/---
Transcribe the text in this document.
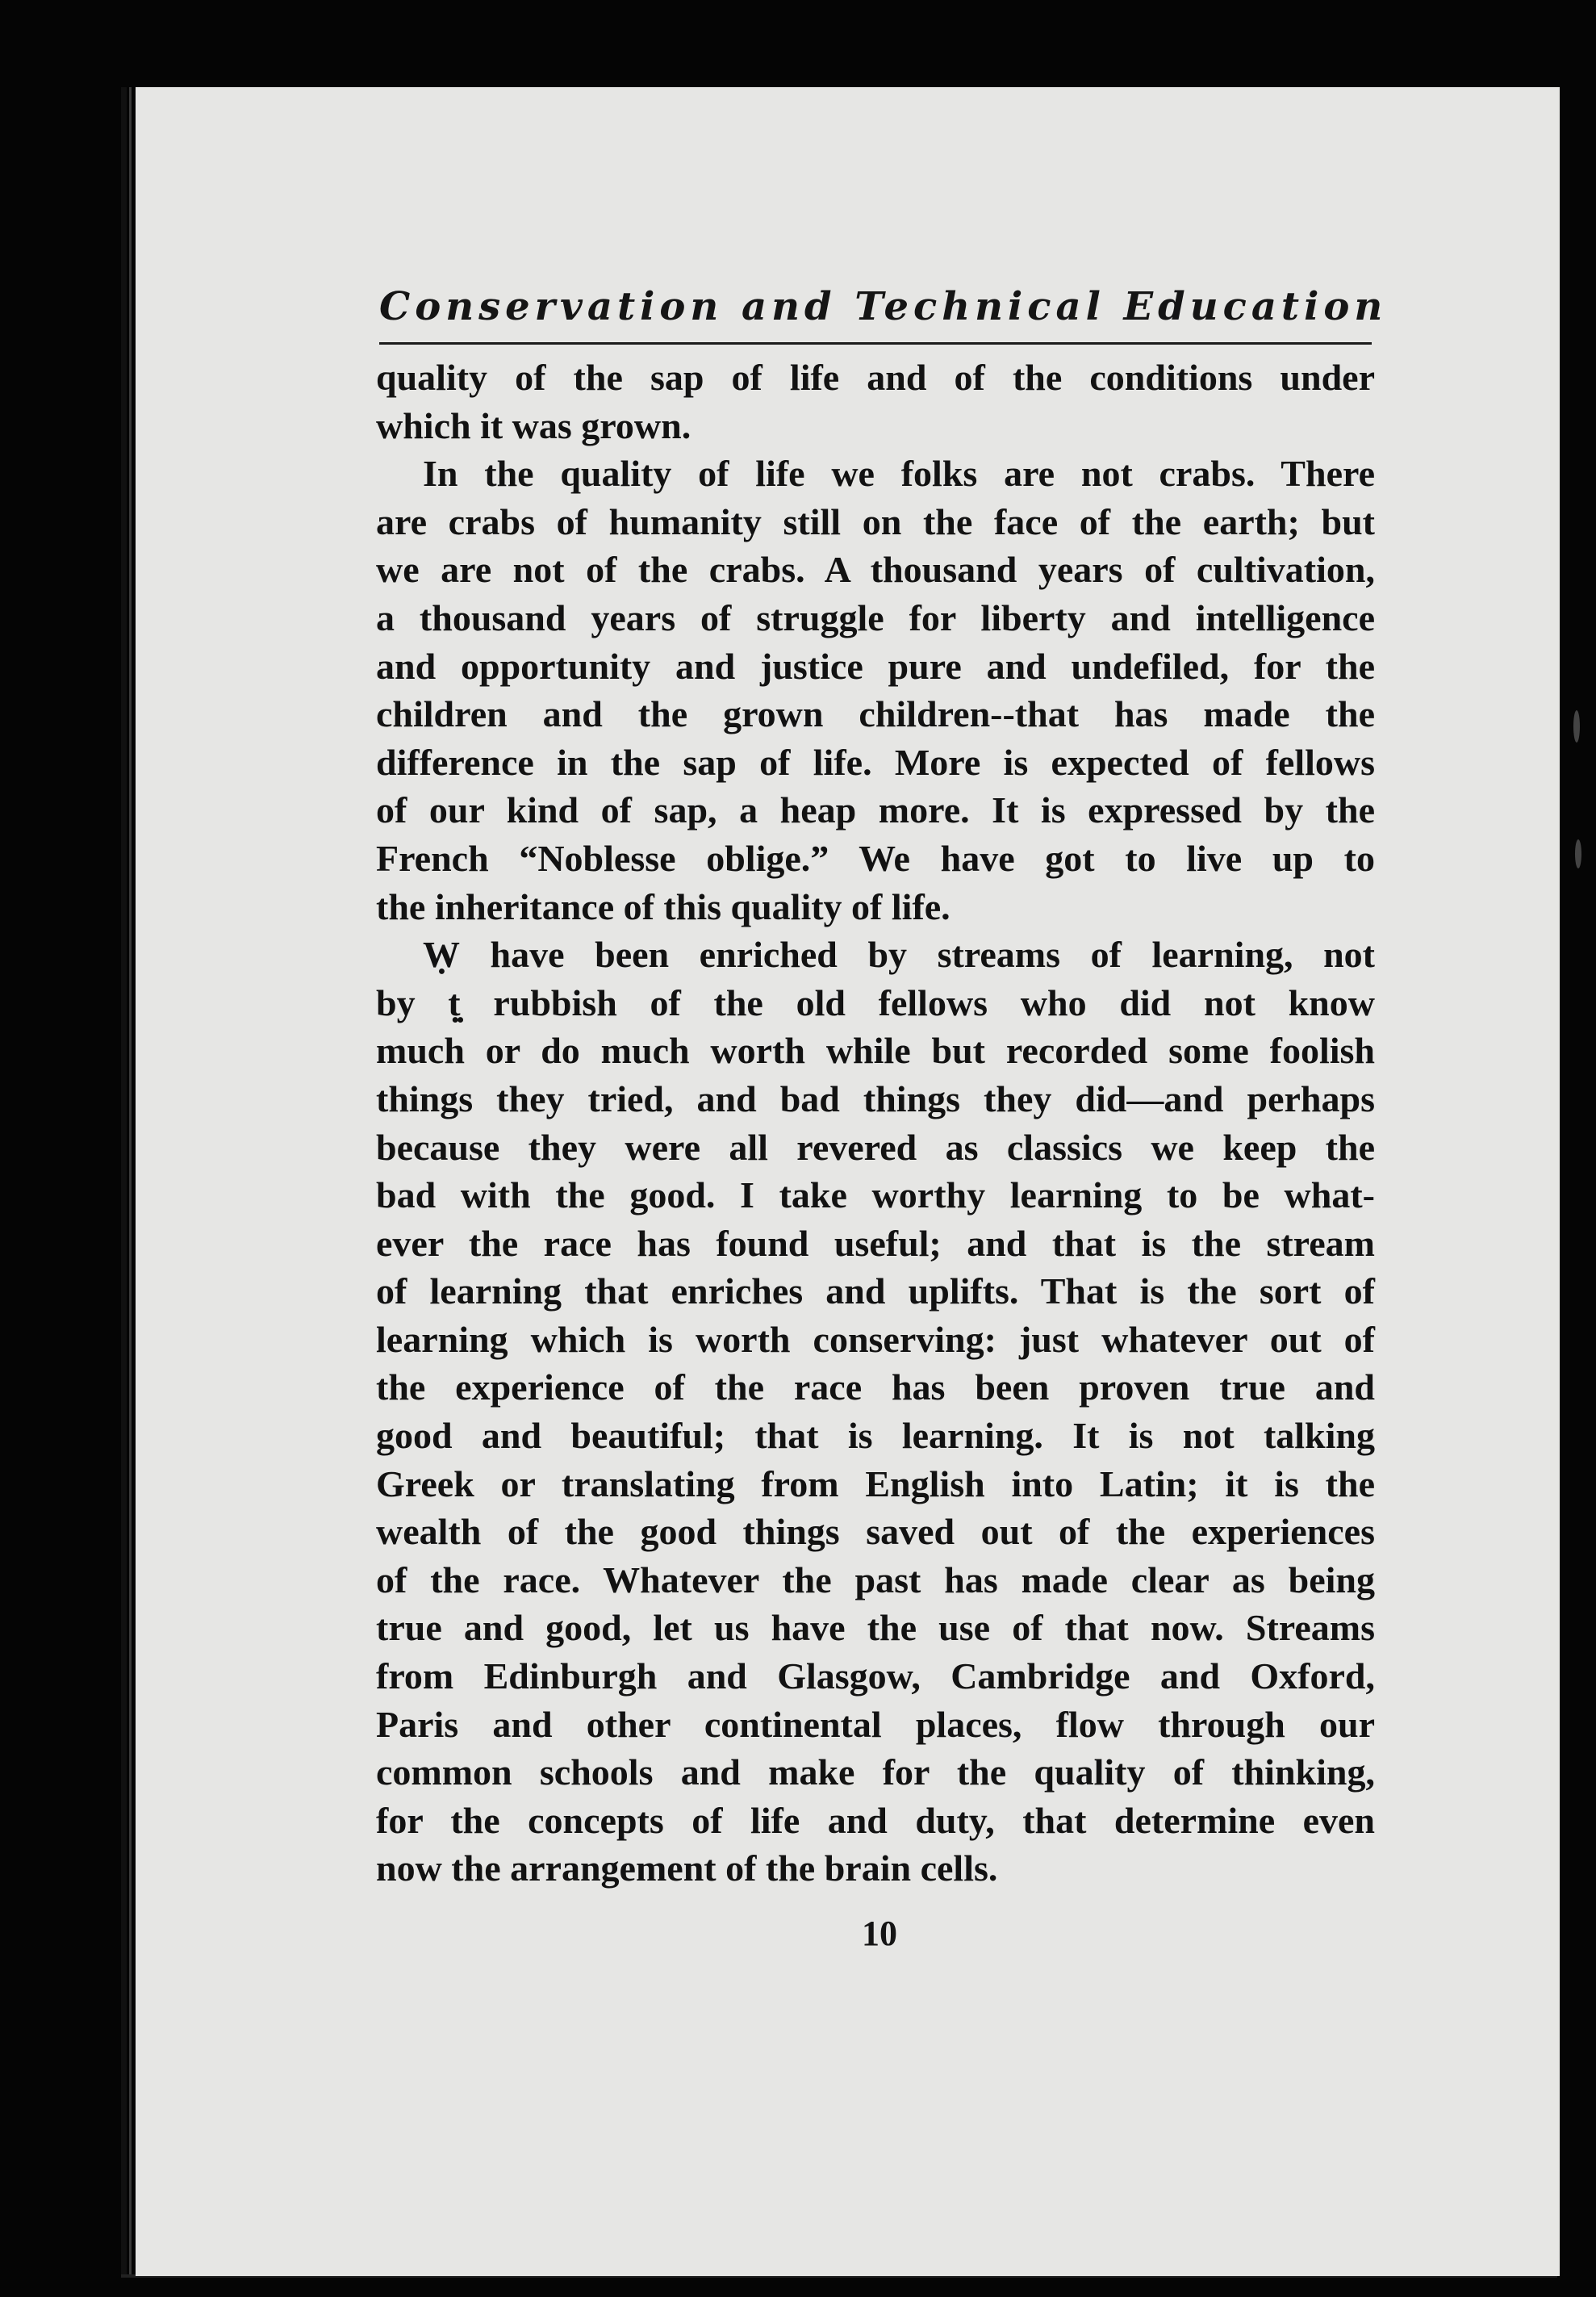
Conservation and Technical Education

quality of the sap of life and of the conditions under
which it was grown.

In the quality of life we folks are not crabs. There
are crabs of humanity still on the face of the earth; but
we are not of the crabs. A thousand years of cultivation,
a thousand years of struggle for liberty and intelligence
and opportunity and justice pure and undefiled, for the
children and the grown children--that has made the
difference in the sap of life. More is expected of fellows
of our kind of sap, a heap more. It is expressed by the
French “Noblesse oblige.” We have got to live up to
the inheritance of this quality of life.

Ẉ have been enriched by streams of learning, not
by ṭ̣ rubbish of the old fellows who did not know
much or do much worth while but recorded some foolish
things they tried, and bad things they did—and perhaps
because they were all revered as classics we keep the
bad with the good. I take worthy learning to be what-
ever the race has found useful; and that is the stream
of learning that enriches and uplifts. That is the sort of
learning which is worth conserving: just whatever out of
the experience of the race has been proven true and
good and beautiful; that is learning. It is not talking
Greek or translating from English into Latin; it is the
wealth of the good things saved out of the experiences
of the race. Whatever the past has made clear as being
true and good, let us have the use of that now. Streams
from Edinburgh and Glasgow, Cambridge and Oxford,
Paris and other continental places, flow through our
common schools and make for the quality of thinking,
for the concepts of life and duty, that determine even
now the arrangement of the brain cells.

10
\---
# REQUIRED WORK
Give the data again word for word, without pictures.

# RESPONSE TO THE EXERCISE
Transcribe the text in this document.
Conservation and Technical Education

quality of the sap of life and of the conditions under
which it was grown.

In the quality of life we folks are not crabs. There
are crabs of humanity still on the face of the earth; but
we are not of the crabs. A thousand years of cultivation,
a thousand years of struggle for liberty and intelligence
and opportunity and justice pure and undefiled, for the
children and the grown children--that has made the
difference in the sap of life. More is expected of fellows
of our kind of sap, a heap more. It is expressed by the
French “Noblesse oblige.” We have got to live up to
the inheritance of this quality of life.

Ẉ have been enriched by streams of learning, not
by ṭ̣ rubbish of the old fellows who did not know
much or do much worth while but recorded some foolish
things they tried, and bad things they did—and perhaps
because they were all revered as classics we keep the
bad with the good. I take worthy learning to be what-
ever the race has found useful; and that is the stream
of learning that enriches and uplifts. That is the sort of
learning which is worth conserving: just whatever out of
the experience of the race has been proven true and
good and beautiful; that is learning. It is not talking
Greek or translating from English into Latin; it is the
wealth of the good things saved out of the experiences
of the race. Whatever the past has made clear as being
true and good, let us have the use of that now. Streams
from Edinburgh and Glasgow, Cambridge and Oxford,
Paris and other continental places, flow through our
common schools and make for the quality of thinking,
for the concepts of life and duty, that determine even
now the arrangement of the brain cells.

10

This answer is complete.